▶ **Task requirements**
Print the full listing exactly.

++++++++

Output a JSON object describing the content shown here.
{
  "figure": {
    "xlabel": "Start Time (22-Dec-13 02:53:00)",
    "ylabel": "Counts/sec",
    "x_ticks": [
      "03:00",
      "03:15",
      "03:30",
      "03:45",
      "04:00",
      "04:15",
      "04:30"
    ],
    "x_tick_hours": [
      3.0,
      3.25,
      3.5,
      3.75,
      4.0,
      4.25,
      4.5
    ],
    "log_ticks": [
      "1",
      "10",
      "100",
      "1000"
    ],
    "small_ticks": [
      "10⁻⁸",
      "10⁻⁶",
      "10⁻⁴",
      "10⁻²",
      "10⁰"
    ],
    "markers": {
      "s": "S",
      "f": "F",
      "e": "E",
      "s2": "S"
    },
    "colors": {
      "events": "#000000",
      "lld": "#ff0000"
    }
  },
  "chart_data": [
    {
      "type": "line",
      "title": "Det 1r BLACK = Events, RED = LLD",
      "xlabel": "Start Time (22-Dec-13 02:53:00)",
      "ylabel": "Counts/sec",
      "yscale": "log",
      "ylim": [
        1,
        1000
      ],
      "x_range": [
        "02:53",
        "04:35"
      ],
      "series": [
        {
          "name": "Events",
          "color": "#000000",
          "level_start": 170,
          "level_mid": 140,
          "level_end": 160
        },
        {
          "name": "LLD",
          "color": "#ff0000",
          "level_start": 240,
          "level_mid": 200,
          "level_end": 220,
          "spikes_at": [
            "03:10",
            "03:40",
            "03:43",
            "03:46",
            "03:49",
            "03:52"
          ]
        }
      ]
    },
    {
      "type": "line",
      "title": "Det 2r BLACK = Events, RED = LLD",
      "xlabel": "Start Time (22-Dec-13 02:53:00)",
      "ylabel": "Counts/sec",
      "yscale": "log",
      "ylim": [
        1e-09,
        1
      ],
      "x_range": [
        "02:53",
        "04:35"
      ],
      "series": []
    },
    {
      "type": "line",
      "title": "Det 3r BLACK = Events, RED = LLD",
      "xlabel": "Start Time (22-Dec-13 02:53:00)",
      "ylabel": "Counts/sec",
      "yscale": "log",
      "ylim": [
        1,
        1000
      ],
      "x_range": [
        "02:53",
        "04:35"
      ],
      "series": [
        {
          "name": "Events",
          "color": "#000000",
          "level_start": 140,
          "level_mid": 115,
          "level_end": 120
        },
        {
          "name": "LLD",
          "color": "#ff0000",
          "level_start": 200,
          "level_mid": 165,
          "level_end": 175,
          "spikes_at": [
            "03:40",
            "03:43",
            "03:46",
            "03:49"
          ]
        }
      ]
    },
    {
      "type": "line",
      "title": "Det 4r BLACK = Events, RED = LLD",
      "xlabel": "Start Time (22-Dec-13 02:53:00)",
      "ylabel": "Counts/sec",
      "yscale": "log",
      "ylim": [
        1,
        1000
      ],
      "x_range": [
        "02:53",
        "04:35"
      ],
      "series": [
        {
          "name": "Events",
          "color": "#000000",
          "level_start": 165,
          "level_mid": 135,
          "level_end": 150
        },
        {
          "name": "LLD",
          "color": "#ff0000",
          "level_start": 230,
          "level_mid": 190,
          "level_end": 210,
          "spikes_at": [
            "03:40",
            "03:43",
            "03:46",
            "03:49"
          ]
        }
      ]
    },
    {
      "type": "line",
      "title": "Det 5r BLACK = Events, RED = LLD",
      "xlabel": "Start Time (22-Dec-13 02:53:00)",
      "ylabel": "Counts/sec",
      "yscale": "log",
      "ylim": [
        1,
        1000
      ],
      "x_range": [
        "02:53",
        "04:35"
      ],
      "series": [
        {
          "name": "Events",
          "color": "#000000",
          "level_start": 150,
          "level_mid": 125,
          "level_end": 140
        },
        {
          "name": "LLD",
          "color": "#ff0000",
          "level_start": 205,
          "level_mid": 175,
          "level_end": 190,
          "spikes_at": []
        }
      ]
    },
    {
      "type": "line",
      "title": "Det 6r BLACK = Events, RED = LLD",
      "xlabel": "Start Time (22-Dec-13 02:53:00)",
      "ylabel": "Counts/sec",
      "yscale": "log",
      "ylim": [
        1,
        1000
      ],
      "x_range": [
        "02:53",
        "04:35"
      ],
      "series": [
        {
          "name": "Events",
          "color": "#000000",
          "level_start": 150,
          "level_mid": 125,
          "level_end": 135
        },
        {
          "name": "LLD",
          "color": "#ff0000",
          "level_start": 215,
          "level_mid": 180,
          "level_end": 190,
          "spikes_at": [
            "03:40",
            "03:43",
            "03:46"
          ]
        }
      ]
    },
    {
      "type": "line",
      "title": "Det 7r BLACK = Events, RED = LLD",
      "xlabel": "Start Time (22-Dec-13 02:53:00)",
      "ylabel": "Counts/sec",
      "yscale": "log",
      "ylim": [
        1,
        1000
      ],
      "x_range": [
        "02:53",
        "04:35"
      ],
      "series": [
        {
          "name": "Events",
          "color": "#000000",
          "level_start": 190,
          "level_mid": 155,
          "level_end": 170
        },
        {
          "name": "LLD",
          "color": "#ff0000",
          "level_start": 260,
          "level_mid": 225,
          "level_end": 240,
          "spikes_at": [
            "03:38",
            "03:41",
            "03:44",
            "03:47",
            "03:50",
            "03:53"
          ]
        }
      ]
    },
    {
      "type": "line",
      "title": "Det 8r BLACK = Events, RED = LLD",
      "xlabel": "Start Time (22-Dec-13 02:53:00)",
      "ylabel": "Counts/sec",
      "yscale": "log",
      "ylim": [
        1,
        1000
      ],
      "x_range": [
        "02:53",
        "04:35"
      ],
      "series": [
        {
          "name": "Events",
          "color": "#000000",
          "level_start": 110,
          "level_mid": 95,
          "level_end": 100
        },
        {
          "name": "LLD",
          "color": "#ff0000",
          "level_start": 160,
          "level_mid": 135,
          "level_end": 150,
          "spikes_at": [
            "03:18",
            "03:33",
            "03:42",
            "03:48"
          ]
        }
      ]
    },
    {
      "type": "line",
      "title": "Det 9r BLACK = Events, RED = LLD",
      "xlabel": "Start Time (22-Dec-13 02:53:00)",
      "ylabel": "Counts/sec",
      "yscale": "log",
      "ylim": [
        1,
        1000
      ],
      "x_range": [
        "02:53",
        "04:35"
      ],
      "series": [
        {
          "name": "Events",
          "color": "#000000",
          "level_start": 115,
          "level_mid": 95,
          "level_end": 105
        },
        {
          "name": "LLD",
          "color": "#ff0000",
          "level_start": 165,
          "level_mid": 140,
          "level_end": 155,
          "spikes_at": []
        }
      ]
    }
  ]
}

++++++++

▶ **Written response**
Output a JSON object describing the content shown here.
{
  "figure": {
    "xlabel": "Start Time (22-Dec-13 02:53:00)",
    "ylabel": "Counts/sec",
    "x_ticks": [
      "03:00",
      "03:15",
      "03:30",
      "03:45",
      "04:00",
      "04:15",
      "04:30"
    ],
    "x_tick_hours": [
      3.0,
      3.25,
      3.5,
      3.75,
      4.0,
      4.25,
      4.5
    ],
    "log_ticks": [
      "1",
      "10",
      "100",
      "1000"
    ],
    "small_ticks": [
      "10⁻⁸",
      "10⁻⁶",
      "10⁻⁴",
      "10⁻²",
      "10⁰"
    ],
    "markers": {
      "s": "S",
      "f": "F",
      "e": "E",
      "s2": "S"
    },
    "colors": {
      "events": "#000000",
      "lld": "#ff0000"
    }
  },
  "chart_data": [
    {
      "type": "line",
      "title": "Det 1r BLACK = Events, RED = LLD",
      "xlabel": "Start Time (22-Dec-13 02:53:00)",
      "ylabel": "Counts/sec",
      "yscale": "log",
      "ylim": [
        1,
        1000
      ],
      "x_range": [
        "02:53",
        "04:35"
      ],
      "series": [
        {
          "name": "Events",
          "color": "#000000",
          "level_start": 170,
          "level_mid": 140,
          "level_end": 160
        },
        {
          "name": "LLD",
          "color": "#ff0000",
          "level_start": 240,
          "level_mid": 200,
          "level_end": 220,
          "spikes_at": [
            "03:10",
            "03:40",
            "03:43",
            "03:46",
            "03:49",
            "03:52"
          ]
        }
      ]
    },
    {
      "type": "line",
      "title": "Det 2r BLACK = Events, RED = LLD",
      "xlabel": "Start Time (22-Dec-13 02:53:00)",
      "ylabel": "Counts/sec",
      "yscale": "log",
      "ylim": [
        1e-09,
        1
      ],
      "x_range": [
        "02:53",
        "04:35"
      ],
      "series": []
    },
    {
      "type": "line",
      "title": "Det 3r BLACK = Events, RED = LLD",
      "xlabel": "Start Time (22-Dec-13 02:53:00)",
      "ylabel": "Counts/sec",
      "yscale": "log",
      "ylim": [
        1,
        1000
      ],
      "x_range": [
        "02:53",
        "04:35"
      ],
      "series": [
        {
          "name": "Events",
          "color": "#000000",
          "level_start": 140,
          "level_mid": 115,
          "level_end": 120
        },
        {
          "name": "LLD",
          "color": "#ff0000",
          "level_start": 200,
          "level_mid": 165,
          "level_end": 175,
          "spikes_at": [
            "03:40",
            "03:43",
            "03:46",
            "03:49"
          ]
        }
      ]
    },
    {
      "type": "line",
      "title": "Det 4r BLACK = Events, RED = LLD",
      "xlabel": "Start Time (22-Dec-13 02:53:00)",
      "ylabel": "Counts/sec",
      "yscale": "log",
      "ylim": [
        1,
        1000
      ],
      "x_range": [
        "02:53",
        "04:35"
      ],
      "series": [
        {
          "name": "Events",
          "color": "#000000",
          "level_start": 165,
          "level_mid": 135,
          "level_end": 150
        },
        {
          "name": "LLD",
          "color": "#ff0000",
          "level_start": 230,
          "level_mid": 190,
          "level_end": 210,
          "spikes_at": [
            "03:40",
            "03:43",
            "03:46",
            "03:49"
          ]
        }
      ]
    },
    {
      "type": "line",
      "title": "Det 5r BLACK = Events, RED = LLD",
      "xlabel": "Start Time (22-Dec-13 02:53:00)",
      "ylabel": "Counts/sec",
      "yscale": "log",
      "ylim": [
        1,
        1000
      ],
      "x_range": [
        "02:53",
        "04:35"
      ],
      "series": [
        {
          "name": "Events",
          "color": "#000000",
          "level_start": 150,
          "level_mid": 125,
          "level_end": 140
        },
        {
          "name": "LLD",
          "color": "#ff0000",
          "level_start": 205,
          "level_mid": 175,
          "level_end": 190,
          "spikes_at": []
        }
      ]
    },
    {
      "type": "line",
      "title": "Det 6r BLACK = Events, RED = LLD",
      "xlabel": "Start Time (22-Dec-13 02:53:00)",
      "ylabel": "Counts/sec",
      "yscale": "log",
      "ylim": [
        1,
        1000
      ],
      "x_range": [
        "02:53",
        "04:35"
      ],
      "series": [
        {
          "name": "Events",
          "color": "#000000",
          "level_start": 150,
          "level_mid": 125,
          "level_end": 135
        },
        {
          "name": "LLD",
          "color": "#ff0000",
          "level_start": 215,
          "level_mid": 180,
          "level_end": 190,
          "spikes_at": [
            "03:40",
            "03:43",
            "03:46"
          ]
        }
      ]
    },
    {
      "type": "line",
      "title": "Det 7r BLACK = Events, RED = LLD",
      "xlabel": "Start Time (22-Dec-13 02:53:00)",
      "ylabel": "Counts/sec",
      "yscale": "log",
      "ylim": [
        1,
        1000
      ],
      "x_range": [
        "02:53",
        "04:35"
      ],
      "series": [
        {
          "name": "Events",
          "color": "#000000",
          "level_start": 190,
          "level_mid": 155,
          "level_end": 170
        },
        {
          "name": "LLD",
          "color": "#ff0000",
          "level_start": 260,
          "level_mid": 225,
          "level_end": 240,
          "spikes_at": [
            "03:38",
            "03:41",
            "03:44",
            "03:47",
            "03:50",
            "03:53"
          ]
        }
      ]
    },
    {
      "type": "line",
      "title": "Det 8r BLACK = Events, RED = LLD",
      "xlabel": "Start Time (22-Dec-13 02:53:00)",
      "ylabel": "Counts/sec",
      "yscale": "log",
      "ylim": [
        1,
        1000
      ],
      "x_range": [
        "02:53",
        "04:35"
      ],
      "series": [
        {
          "name": "Events",
          "color": "#000000",
          "level_start": 110,
          "level_mid": 95,
          "level_end": 100
        },
        {
          "name": "LLD",
          "color": "#ff0000",
          "level_start": 160,
          "level_mid": 135,
          "level_end": 150,
          "spikes_at": [
            "03:18",
            "03:33",
            "03:42",
            "03:48"
          ]
        }
      ]
    },
    {
      "type": "line",
      "title": "Det 9r BLACK = Events, RED = LLD",
      "xlabel": "Start Time (22-Dec-13 02:53:00)",
      "ylabel": "Counts/sec",
      "yscale": "log",
      "ylim": [
        1,
        1000
      ],
      "x_range": [
        "02:53",
        "04:35"
      ],
      "series": [
        {
          "name": "Events",
          "color": "#000000",
          "level_start": 115,
          "level_mid": 95,
          "level_end": 105
        },
        {
          "name": "LLD",
          "color": "#ff0000",
          "level_start": 165,
          "level_mid": 140,
          "level_end": 155,
          "spikes_at": []
        }
      ]
    }
  ]
}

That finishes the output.